■ **Task objective**: Repeat the records below exactly, leaving out every picture.

■ **Data section**:
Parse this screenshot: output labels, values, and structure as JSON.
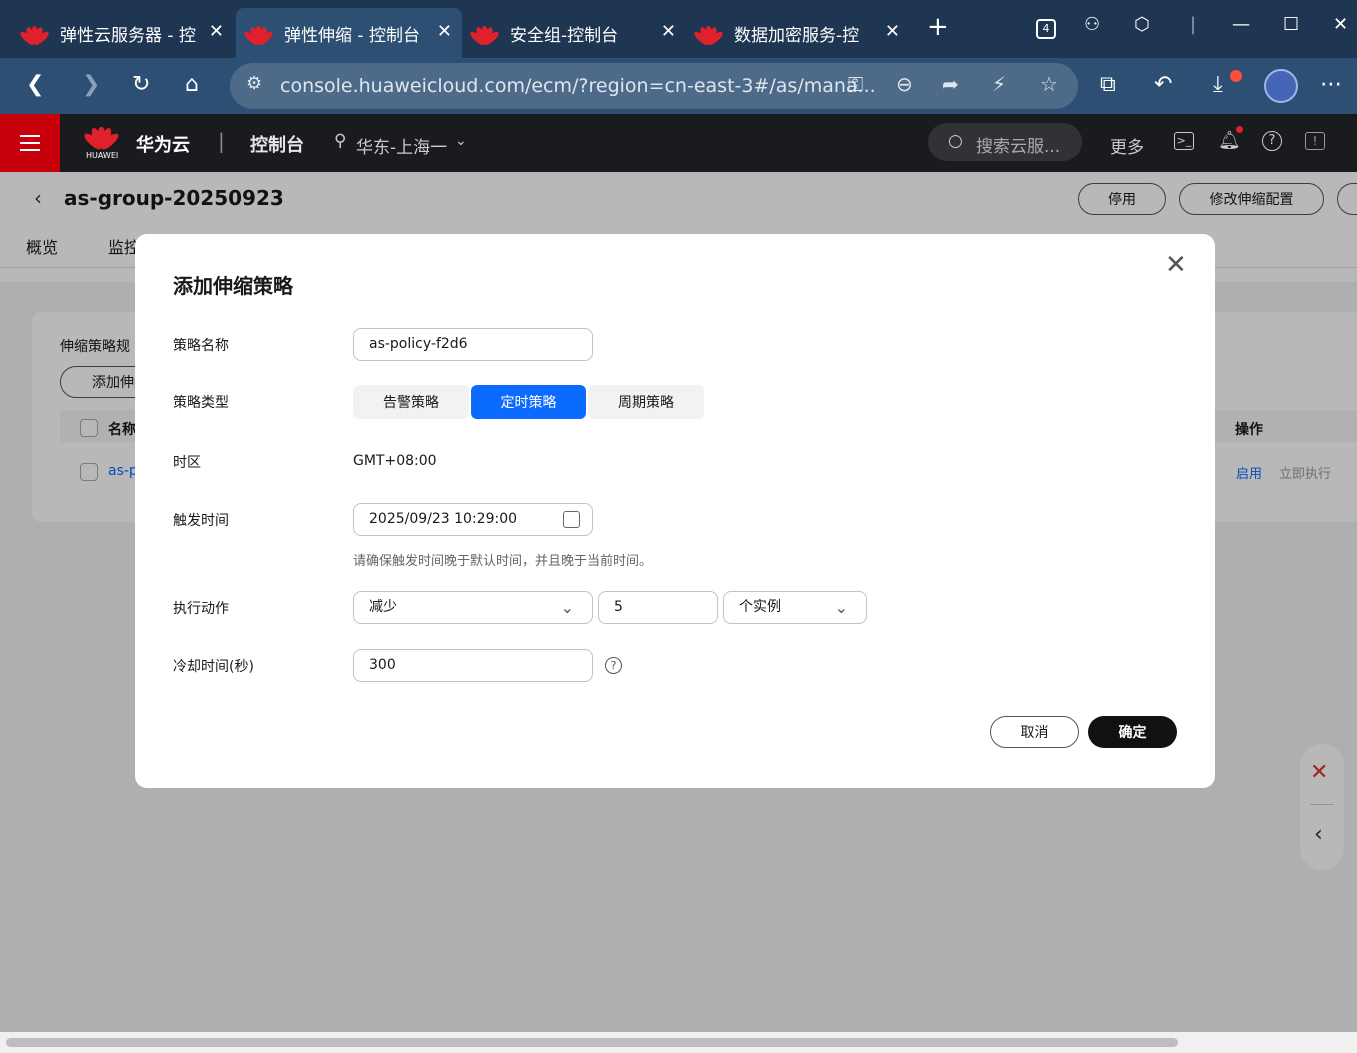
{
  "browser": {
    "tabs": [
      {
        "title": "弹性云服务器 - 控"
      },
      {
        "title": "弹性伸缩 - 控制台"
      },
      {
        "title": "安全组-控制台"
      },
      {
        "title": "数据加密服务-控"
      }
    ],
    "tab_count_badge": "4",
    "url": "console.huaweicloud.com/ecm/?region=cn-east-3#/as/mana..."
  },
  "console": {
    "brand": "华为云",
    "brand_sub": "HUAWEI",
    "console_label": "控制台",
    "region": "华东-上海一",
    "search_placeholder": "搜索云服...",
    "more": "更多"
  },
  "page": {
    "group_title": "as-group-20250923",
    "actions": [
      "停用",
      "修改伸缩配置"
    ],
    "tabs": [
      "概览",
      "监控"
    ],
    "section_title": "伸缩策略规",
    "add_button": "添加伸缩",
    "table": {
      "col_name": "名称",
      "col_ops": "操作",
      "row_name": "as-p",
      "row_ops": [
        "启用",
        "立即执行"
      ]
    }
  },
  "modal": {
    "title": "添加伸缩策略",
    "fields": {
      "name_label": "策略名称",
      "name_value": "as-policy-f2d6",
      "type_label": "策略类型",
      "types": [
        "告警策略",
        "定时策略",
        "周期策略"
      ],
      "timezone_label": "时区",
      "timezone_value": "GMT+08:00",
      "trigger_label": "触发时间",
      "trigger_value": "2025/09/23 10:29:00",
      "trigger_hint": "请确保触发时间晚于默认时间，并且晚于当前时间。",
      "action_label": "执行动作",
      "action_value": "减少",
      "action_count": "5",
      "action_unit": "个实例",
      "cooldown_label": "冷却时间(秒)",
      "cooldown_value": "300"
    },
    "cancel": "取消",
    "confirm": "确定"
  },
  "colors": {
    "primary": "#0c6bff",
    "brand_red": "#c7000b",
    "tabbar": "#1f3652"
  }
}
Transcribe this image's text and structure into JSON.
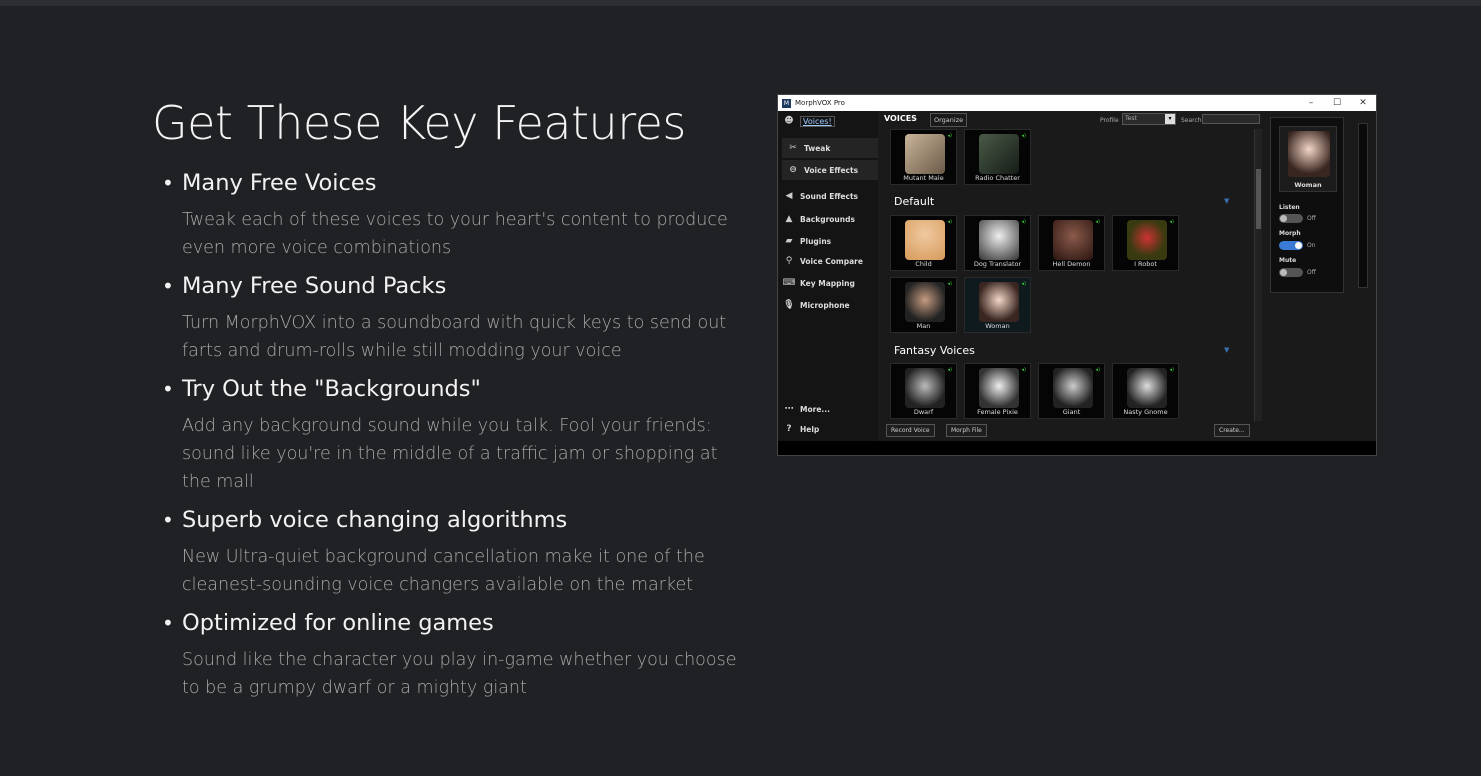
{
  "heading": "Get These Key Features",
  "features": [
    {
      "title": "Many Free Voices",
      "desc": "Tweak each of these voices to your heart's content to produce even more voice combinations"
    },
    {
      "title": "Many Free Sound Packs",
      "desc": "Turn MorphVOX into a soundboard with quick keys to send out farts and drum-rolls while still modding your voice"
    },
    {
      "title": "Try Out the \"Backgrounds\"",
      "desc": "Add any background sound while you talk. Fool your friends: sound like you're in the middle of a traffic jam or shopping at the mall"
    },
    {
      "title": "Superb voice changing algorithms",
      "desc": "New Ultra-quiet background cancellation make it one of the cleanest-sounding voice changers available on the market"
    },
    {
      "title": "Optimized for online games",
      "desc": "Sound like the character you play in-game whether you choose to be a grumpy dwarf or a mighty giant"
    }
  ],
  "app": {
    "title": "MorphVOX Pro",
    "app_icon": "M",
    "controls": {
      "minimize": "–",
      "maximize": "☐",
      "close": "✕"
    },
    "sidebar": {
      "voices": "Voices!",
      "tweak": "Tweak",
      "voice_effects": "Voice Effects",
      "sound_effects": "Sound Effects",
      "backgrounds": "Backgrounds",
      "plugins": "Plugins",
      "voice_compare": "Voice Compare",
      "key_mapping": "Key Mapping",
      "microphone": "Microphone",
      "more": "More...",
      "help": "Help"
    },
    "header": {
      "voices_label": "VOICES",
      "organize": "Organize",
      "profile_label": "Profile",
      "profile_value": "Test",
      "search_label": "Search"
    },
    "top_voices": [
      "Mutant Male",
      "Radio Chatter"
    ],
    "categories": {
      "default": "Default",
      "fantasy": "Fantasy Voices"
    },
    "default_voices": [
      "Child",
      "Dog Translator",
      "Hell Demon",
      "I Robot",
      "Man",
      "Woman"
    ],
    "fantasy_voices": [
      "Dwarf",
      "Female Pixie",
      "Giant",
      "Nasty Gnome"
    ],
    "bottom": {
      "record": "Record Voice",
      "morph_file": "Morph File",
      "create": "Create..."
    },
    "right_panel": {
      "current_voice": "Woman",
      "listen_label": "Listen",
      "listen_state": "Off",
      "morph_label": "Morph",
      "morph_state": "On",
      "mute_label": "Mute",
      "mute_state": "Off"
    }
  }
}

■ **Reply**:
Parse this screenshot: output labels, values, and structure as JSON.
{
  "browser": {
    "tabs": [
      {
        "title": "弹性云服务器 - 控"
      },
      {
        "title": "弹性伸缩 - 控制台"
      },
      {
        "title": "安全组-控制台"
      },
      {
        "title": "数据加密服务-控"
      }
    ],
    "tab_count_badge": "4",
    "url": "console.huaweicloud.com/ecm/?region=cn-east-3#/as/mana..."
  },
  "console": {
    "brand": "华为云",
    "brand_sub": "HUAWEI",
    "console_label": "控制台",
    "region": "华东-上海一",
    "search_placeholder": "搜索云服...",
    "more": "更多"
  },
  "page": {
    "group_title": "as-group-20250923",
    "actions": [
      "停用",
      "修改伸缩配置"
    ],
    "tabs": [
      "概览",
      "监控"
    ],
    "section_title": "伸缩策略规",
    "add_button": "添加伸缩",
    "table": {
      "col_name": "名称",
      "col_ops": "操作",
      "row_name": "as-p",
      "row_ops": [
        "启用",
        "立即执行"
      ]
    }
  },
  "modal": {
    "title": "添加伸缩策略",
    "fields": {
      "name_label": "策略名称",
      "name_value": "as-policy-f2d6",
      "type_label": "策略类型",
      "types": [
        "告警策略",
        "定时策略",
        "周期策略"
      ],
      "timezone_label": "时区",
      "timezone_value": "GMT+08:00",
      "trigger_label": "触发时间",
      "trigger_value": "2025/09/23 10:29:00",
      "trigger_hint": "请确保触发时间晚于默认时间，并且晚于当前时间。",
      "action_label": "执行动作",
      "action_value": "减少",
      "action_count": "5",
      "action_unit": "个实例",
      "cooldown_label": "冷却时间(秒)",
      "cooldown_value": "300"
    },
    "cancel": "取消",
    "confirm": "确定"
  },
  "colors": {
    "primary": "#0c6bff",
    "brand_red": "#c7000b",
    "tabbar": "#1f3652"
  }
}
Transcribe this image's text and structure into JSON.
{
  "heading": "Get These Key Features",
  "features": [
    {
      "title": "Many Free Voices",
      "desc": "Tweak each of these voices to your heart's content to produce even more voice combinations"
    },
    {
      "title": "Many Free Sound Packs",
      "desc": "Turn MorphVOX into a soundboard with quick keys to send out farts and drum-rolls while still modding your voice"
    },
    {
      "title": "Try Out the \"Backgrounds\"",
      "desc": "Add any background sound while you talk. Fool your friends: sound like you're in the middle of a traffic jam or shopping at the mall"
    },
    {
      "title": "Superb voice changing algorithms",
      "desc": "New Ultra-quiet background cancellation make it one of the cleanest-sounding voice changers available on the market"
    },
    {
      "title": "Optimized for online games",
      "desc": "Sound like the character you play in-game whether you choose to be a grumpy dwarf or a mighty giant"
    }
  ],
  "app": {
    "title": "MorphVOX Pro",
    "app_icon": "M",
    "controls": {
      "minimize": "–",
      "maximize": "☐",
      "close": "✕"
    },
    "sidebar": {
      "voices": "Voices!",
      "tweak": "Tweak",
      "voice_effects": "Voice Effects",
      "sound_effects": "Sound Effects",
      "backgrounds": "Backgrounds",
      "plugins": "Plugins",
      "voice_compare": "Voice Compare",
      "key_mapping": "Key Mapping",
      "microphone": "Microphone",
      "more": "More...",
      "help": "Help"
    },
    "header": {
      "voices_label": "VOICES",
      "organize": "Organize",
      "profile_label": "Profile",
      "profile_value": "Test",
      "search_label": "Search"
    },
    "top_voices": [
      "Mutant Male",
      "Radio Chatter"
    ],
    "categories": {
      "default": "Default",
      "fantasy": "Fantasy Voices"
    },
    "default_voices": [
      "Child",
      "Dog Translator",
      "Hell Demon",
      "I Robot",
      "Man",
      "Woman"
    ],
    "fantasy_voices": [
      "Dwarf",
      "Female Pixie",
      "Giant",
      "Nasty Gnome"
    ],
    "bottom": {
      "record": "Record Voice",
      "morph_file": "Morph File",
      "create": "Create..."
    },
    "right_panel": {
      "current_voice": "Woman",
      "listen_label": "Listen",
      "listen_state": "Off",
      "morph_label": "Morph",
      "morph_state": "On",
      "mute_label": "Mute",
      "mute_state": "Off"
    }
  }
}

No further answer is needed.